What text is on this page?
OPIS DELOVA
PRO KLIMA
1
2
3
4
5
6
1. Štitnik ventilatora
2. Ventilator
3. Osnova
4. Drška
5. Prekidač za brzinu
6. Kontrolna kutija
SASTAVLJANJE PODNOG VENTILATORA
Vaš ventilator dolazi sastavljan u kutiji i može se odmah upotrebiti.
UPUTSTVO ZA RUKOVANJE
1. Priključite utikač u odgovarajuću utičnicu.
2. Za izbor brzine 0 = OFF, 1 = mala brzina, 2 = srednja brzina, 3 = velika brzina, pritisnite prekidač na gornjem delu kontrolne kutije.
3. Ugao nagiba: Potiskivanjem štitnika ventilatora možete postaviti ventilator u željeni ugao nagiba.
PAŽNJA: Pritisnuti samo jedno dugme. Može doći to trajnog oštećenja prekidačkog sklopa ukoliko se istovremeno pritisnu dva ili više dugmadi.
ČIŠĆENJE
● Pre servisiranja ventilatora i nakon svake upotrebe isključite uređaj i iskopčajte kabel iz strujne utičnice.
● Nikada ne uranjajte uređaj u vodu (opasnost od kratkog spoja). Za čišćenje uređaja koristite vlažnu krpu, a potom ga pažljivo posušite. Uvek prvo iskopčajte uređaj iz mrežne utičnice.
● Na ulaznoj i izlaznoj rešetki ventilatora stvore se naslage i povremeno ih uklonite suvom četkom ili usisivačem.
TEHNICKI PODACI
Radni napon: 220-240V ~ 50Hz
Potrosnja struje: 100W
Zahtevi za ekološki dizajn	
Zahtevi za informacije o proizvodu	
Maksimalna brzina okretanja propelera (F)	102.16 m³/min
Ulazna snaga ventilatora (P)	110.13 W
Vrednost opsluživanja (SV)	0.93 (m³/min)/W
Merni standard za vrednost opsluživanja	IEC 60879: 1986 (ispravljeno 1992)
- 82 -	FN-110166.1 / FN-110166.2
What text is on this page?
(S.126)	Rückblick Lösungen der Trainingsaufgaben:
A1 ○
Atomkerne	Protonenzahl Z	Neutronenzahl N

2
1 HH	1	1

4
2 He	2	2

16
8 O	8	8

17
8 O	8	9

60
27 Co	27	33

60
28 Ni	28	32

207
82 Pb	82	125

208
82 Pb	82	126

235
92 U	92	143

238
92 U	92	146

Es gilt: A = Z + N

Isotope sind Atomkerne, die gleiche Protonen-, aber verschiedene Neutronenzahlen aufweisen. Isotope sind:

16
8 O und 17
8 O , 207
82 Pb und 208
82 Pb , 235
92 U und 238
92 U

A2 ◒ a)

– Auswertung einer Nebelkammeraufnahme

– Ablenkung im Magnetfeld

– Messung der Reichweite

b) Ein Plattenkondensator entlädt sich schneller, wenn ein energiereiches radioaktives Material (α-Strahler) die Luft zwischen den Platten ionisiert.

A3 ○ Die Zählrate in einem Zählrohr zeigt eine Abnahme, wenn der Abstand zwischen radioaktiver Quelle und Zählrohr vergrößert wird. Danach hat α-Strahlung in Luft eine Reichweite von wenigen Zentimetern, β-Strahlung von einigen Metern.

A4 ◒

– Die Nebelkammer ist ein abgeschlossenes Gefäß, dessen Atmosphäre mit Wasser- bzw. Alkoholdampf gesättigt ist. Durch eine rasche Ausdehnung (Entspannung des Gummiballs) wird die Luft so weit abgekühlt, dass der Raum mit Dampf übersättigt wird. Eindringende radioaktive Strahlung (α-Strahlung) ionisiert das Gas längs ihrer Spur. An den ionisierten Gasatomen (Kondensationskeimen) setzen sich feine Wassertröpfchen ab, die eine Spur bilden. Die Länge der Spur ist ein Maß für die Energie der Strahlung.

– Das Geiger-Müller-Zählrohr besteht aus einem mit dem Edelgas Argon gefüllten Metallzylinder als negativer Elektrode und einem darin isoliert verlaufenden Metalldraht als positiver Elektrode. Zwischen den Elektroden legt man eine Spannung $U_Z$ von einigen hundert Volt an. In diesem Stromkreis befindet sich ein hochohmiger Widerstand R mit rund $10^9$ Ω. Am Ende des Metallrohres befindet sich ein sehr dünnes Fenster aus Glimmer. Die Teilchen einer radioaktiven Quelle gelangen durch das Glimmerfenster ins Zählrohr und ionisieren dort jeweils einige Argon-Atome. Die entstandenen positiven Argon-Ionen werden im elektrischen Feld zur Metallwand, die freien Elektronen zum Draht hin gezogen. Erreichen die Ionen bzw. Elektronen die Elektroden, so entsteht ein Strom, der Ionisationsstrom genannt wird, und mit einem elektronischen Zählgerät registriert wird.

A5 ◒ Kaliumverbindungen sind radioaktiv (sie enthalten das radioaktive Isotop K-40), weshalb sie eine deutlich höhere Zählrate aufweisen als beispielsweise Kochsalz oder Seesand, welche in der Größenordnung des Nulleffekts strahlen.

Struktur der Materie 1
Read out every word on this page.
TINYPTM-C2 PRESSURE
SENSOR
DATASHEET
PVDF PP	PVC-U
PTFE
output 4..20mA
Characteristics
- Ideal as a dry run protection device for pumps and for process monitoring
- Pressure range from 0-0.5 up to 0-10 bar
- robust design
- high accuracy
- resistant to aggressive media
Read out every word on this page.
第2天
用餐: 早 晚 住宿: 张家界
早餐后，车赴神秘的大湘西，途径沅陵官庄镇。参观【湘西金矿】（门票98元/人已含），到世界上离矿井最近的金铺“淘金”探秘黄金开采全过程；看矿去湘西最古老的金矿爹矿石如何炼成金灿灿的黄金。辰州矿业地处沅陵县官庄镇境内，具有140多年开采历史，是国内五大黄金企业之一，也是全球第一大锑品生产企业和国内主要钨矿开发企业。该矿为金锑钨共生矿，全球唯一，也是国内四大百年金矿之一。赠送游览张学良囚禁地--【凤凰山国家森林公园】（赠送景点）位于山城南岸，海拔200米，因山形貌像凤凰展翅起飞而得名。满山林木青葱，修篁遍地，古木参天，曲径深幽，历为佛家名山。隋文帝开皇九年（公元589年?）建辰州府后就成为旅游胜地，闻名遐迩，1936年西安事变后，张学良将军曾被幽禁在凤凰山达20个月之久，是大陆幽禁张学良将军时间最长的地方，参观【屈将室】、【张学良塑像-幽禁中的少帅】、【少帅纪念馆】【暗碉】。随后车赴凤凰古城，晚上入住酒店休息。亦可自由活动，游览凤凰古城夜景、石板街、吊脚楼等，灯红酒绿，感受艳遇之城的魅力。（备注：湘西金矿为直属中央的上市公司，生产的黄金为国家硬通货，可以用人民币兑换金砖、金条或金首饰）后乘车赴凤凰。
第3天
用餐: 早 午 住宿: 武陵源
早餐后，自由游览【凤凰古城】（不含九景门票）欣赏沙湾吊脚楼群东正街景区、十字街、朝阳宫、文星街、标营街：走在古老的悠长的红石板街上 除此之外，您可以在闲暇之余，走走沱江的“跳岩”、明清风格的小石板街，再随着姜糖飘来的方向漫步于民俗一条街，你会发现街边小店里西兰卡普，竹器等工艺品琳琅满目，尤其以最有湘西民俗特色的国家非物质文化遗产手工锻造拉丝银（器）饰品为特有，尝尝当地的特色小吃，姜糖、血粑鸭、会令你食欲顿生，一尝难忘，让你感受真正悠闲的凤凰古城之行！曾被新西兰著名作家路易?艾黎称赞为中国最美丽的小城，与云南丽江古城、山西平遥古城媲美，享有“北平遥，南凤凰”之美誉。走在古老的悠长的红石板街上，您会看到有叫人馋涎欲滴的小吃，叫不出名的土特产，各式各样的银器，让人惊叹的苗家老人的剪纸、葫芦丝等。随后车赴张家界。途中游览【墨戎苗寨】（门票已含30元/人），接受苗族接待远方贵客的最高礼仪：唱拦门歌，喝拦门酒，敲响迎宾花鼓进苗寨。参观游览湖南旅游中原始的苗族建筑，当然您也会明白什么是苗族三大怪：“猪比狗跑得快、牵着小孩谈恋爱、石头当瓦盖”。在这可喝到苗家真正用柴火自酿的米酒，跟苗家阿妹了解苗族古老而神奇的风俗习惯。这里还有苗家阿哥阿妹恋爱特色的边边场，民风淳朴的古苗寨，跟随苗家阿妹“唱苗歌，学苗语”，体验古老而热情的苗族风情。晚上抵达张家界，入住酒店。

------------

Task brief. Extract from the material all lines containing the string "Strahlung".

Correct result.
A3 ○ Die Zählrate in einem Zählrohr zeigt eine Abnahme, wenn der Abstand zwischen radioaktiver Quelle und Zählrohr vergrößert wird. Danach hat α-Strahlung in Luft eine Reichweite von wenigen Zentimetern, β-Strahlung von einigen Metern.
– Die Nebelkammer ist ein abgeschlossenes Gefäß, dessen Atmosphäre mit Wasser- bzw. Alkoholdampf gesättigt ist. Durch eine rasche Ausdehnung (Entspannung des Gummiballs) wird die Luft so weit abgekühlt, dass der Raum mit Dampf übersättigt wird. Eindringende radioaktive Strahlung (α-Strahlung) ionisiert das Gas längs ihrer Spur. An den ionisierten Gasatomen (Kondensationskeimen) setzen sich feine Wassertröpfchen ab, die eine Spur bilden. Die Länge der Spur ist ein Maß für die Energie der Strahlung.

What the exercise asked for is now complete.